Exercise description: Search the material for "density" and show all lines that contain it.

Records provided:
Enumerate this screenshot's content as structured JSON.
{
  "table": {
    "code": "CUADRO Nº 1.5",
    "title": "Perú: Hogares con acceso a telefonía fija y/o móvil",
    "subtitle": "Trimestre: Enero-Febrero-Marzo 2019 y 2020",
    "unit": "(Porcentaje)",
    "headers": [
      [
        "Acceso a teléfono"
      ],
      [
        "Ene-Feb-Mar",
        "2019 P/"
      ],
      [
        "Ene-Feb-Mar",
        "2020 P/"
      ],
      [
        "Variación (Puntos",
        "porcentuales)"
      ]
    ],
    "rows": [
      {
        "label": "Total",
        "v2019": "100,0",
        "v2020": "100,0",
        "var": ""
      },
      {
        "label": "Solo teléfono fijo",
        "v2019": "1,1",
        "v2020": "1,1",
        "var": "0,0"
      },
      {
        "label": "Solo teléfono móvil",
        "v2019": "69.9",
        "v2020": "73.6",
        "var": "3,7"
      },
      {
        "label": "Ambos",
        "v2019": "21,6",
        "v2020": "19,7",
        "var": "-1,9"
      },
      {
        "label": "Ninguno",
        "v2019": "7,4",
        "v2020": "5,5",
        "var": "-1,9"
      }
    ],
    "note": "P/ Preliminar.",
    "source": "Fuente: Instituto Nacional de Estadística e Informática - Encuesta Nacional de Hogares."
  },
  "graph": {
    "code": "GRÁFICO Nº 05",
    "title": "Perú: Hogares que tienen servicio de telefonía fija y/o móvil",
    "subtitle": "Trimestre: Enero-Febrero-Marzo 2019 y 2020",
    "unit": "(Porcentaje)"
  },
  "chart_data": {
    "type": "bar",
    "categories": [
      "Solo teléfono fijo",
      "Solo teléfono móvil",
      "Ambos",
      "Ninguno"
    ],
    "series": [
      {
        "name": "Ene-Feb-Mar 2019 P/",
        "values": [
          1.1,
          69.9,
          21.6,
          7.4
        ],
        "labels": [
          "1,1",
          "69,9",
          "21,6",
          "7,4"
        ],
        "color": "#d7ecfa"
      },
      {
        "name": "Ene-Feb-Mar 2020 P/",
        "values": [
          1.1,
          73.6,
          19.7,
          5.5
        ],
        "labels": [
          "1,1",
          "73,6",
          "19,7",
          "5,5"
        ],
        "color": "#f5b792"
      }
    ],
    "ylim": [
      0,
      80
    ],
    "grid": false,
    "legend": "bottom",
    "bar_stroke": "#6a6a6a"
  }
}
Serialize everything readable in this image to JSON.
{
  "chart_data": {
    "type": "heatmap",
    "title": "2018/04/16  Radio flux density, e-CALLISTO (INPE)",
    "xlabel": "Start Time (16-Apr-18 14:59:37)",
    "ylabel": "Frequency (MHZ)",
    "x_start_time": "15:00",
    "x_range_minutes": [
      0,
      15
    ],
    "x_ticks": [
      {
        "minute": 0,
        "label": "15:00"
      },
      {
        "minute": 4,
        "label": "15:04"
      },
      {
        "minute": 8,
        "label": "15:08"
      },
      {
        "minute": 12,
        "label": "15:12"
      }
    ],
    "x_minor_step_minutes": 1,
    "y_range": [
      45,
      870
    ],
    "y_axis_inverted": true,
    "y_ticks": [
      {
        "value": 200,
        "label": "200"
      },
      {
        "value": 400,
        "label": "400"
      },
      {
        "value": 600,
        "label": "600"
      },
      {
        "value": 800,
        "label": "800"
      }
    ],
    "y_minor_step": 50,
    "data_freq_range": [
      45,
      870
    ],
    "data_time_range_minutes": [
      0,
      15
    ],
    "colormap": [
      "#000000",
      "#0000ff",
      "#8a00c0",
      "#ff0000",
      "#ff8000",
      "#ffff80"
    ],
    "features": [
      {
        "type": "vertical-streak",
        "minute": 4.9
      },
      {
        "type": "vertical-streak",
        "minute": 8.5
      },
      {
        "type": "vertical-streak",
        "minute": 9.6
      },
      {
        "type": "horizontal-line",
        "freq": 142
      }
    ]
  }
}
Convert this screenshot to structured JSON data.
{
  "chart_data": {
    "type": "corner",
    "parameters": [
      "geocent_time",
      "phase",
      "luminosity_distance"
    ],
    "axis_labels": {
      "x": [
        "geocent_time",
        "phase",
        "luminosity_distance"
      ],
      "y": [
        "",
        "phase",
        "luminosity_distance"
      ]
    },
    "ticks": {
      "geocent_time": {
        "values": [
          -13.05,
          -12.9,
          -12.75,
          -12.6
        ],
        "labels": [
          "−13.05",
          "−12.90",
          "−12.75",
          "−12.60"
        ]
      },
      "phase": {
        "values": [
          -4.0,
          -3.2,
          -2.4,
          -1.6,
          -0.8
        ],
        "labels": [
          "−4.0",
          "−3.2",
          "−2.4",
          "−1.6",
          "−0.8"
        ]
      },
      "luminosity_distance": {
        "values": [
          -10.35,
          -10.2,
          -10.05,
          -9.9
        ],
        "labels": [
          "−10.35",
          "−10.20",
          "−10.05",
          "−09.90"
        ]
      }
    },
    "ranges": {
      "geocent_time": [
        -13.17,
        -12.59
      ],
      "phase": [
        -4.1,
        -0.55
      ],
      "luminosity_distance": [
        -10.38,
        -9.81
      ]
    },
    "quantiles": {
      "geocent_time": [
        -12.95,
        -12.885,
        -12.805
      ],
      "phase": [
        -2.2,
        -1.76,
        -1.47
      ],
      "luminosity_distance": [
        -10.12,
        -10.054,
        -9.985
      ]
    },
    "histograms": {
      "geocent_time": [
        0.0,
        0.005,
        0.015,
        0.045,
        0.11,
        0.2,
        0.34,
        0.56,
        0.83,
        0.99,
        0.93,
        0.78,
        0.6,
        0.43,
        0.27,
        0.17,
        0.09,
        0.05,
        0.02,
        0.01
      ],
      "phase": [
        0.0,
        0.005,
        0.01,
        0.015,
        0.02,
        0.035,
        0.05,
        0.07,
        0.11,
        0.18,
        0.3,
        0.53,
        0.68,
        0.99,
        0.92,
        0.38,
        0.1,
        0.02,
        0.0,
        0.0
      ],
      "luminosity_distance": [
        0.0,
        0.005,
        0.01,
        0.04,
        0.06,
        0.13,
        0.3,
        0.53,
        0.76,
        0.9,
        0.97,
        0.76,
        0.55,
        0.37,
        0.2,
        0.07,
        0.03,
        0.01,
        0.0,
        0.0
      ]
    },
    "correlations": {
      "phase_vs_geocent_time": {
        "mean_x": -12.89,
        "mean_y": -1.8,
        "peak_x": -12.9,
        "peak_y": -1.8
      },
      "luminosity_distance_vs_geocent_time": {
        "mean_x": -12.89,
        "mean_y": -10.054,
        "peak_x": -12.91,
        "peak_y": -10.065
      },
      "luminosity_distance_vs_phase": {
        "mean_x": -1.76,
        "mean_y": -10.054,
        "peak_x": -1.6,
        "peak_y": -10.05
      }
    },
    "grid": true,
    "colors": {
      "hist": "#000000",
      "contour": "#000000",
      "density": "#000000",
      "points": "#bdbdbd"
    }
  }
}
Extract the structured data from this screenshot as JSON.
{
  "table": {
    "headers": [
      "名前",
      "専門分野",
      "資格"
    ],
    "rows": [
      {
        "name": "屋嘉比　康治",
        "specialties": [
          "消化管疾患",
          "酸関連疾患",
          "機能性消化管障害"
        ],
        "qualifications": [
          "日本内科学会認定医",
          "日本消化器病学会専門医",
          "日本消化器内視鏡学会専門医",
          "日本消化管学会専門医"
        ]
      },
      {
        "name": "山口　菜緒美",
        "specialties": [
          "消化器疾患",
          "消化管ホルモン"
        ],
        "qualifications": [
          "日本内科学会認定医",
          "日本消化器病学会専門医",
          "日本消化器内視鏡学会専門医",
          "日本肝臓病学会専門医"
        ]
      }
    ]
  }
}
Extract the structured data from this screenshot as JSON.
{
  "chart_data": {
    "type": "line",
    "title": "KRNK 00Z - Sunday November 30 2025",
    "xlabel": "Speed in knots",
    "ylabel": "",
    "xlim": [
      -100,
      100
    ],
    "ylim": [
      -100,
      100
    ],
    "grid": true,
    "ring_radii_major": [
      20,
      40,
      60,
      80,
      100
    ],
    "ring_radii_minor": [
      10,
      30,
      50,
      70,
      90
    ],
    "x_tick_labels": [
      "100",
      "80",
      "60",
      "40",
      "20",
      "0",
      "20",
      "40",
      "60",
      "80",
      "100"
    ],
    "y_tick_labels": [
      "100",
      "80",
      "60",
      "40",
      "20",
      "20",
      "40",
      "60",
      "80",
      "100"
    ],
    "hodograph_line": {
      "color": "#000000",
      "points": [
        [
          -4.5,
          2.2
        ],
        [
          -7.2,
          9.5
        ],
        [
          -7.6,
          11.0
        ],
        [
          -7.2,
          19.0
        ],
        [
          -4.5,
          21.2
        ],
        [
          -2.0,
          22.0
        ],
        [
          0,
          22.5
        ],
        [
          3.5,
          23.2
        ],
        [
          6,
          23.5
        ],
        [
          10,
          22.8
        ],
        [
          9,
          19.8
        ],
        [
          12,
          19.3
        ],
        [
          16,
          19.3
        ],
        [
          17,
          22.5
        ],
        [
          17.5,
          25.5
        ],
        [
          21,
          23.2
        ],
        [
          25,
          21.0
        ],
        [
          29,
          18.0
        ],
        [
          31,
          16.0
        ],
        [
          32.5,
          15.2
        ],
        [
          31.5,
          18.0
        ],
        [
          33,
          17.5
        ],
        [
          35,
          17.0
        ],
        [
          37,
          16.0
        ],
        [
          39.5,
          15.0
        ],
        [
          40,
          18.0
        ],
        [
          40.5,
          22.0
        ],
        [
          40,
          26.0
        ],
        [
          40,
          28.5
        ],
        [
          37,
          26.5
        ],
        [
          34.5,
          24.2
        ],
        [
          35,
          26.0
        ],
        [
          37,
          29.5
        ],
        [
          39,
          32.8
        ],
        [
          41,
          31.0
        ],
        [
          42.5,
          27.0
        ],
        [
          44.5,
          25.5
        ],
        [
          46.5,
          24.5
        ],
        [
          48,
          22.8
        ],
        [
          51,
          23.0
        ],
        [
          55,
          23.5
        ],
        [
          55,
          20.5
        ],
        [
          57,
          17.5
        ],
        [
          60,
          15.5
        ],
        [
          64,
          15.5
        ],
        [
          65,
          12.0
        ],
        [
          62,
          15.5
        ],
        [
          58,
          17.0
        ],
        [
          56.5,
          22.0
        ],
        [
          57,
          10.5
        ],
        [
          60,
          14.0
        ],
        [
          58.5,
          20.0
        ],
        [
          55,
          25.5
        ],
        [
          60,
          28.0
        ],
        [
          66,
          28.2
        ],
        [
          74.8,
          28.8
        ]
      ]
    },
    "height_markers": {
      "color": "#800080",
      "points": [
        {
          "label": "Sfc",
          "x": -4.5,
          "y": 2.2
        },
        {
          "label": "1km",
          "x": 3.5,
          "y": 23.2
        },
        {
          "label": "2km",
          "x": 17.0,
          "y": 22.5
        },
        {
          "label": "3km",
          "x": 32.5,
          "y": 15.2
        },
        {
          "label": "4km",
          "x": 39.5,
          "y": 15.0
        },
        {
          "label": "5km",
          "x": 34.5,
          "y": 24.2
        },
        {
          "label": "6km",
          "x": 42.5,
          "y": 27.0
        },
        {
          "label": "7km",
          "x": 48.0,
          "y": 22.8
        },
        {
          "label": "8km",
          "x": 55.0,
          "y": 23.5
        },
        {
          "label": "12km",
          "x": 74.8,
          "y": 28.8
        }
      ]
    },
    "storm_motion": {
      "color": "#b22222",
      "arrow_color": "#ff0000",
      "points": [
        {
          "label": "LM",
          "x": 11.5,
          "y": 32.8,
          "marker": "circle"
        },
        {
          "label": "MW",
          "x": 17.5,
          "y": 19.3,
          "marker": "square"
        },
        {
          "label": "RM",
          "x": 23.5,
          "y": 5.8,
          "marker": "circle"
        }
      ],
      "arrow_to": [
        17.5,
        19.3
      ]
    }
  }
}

Full response:
    "title": "2018/04/16  Radio flux density, e-CALLISTO (INPE)",
      "density": "#000000",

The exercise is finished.